Data entries
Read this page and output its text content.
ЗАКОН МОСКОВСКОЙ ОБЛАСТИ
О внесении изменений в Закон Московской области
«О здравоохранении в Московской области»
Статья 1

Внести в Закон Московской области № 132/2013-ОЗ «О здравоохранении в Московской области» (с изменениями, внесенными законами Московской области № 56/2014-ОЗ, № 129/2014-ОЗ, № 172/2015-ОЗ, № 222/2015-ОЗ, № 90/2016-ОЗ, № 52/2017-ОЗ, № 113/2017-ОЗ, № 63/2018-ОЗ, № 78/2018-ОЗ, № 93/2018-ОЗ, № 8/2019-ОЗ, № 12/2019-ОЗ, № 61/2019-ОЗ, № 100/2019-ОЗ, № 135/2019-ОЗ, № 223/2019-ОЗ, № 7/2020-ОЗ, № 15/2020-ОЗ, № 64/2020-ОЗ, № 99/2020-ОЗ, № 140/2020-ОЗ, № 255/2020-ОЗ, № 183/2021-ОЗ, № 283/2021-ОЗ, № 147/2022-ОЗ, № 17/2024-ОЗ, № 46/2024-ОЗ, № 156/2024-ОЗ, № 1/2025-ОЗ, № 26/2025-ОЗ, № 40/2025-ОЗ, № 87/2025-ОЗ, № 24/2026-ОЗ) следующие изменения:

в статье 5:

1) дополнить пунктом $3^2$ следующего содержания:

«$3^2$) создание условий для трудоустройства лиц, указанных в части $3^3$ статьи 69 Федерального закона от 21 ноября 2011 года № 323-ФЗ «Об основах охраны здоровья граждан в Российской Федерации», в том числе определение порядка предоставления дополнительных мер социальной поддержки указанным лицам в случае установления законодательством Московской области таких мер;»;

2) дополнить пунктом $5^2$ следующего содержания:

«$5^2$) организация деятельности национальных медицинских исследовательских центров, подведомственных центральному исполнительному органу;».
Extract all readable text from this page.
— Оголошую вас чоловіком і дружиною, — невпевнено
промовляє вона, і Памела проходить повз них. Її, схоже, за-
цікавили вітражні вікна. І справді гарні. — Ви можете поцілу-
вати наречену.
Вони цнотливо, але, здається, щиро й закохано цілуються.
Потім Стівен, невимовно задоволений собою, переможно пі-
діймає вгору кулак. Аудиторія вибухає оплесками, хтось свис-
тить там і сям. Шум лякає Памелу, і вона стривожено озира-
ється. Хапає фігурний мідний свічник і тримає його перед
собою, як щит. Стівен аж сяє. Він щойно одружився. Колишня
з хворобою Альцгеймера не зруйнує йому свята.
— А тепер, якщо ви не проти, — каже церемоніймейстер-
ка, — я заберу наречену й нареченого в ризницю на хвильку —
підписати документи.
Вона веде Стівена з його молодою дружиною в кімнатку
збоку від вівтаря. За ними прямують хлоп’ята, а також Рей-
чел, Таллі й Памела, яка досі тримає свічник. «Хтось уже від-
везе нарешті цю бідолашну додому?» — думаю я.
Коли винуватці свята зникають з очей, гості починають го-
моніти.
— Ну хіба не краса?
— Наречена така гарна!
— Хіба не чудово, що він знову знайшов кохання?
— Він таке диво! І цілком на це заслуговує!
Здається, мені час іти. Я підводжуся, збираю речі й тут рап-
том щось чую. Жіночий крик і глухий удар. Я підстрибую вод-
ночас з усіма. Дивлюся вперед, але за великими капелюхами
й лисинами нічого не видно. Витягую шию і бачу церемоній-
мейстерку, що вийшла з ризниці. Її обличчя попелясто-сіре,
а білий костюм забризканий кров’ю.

WHAT THIS TASK INVOLVES —
Write out, word for word, the line containing "Extract all readable text from this page." and every line after it to the end of the data above.

OUTPUT FOR THIS TASK —
Extract all readable text from this page.
— Оголошую вас чоловіком і дружиною, — невпевнено
промовляє вона, і Памела проходить повз них. Її, схоже, за-
цікавили вітражні вікна. І справді гарні. — Ви можете поцілу-
вати наречену.
Вони цнотливо, але, здається, щиро й закохано цілуються.
Потім Стівен, невимовно задоволений собою, переможно пі-
діймає вгору кулак. Аудиторія вибухає оплесками, хтось свис-
тить там і сям. Шум лякає Памелу, і вона стривожено озира-
ється. Хапає фігурний мідний свічник і тримає його перед
собою, як щит. Стівен аж сяє. Він щойно одружився. Колишня
з хворобою Альцгеймера не зруйнує йому свята.
— А тепер, якщо ви не проти, — каже церемоніймейстер-
ка, — я заберу наречену й нареченого в ризницю на хвильку —
підписати документи.
Вона веде Стівена з його молодою дружиною в кімнатку
збоку від вівтаря. За ними прямують хлоп’ята, а також Рей-
чел, Таллі й Памела, яка досі тримає свічник. «Хтось уже від-
везе нарешті цю бідолашну додому?» — думаю я.
Коли винуватці свята зникають з очей, гості починають го-
моніти.
— Ну хіба не краса?
— Наречена така гарна!
— Хіба не чудово, що він знову знайшов кохання?
— Він таке диво! І цілком на це заслуговує!
Здається, мені час іти. Я підводжуся, збираю речі й тут рап-
том щось чую. Жіночий крик і глухий удар. Я підстрибую вод-
ночас з усіма. Дивлюся вперед, але за великими капелюхами
й лисинами нічого не видно. Витягую шию і бачу церемоній-
мейстерку, що вийшла з ризниці. Її обличчя попелясто-сіре,
а білий костюм забризканий кров’ю.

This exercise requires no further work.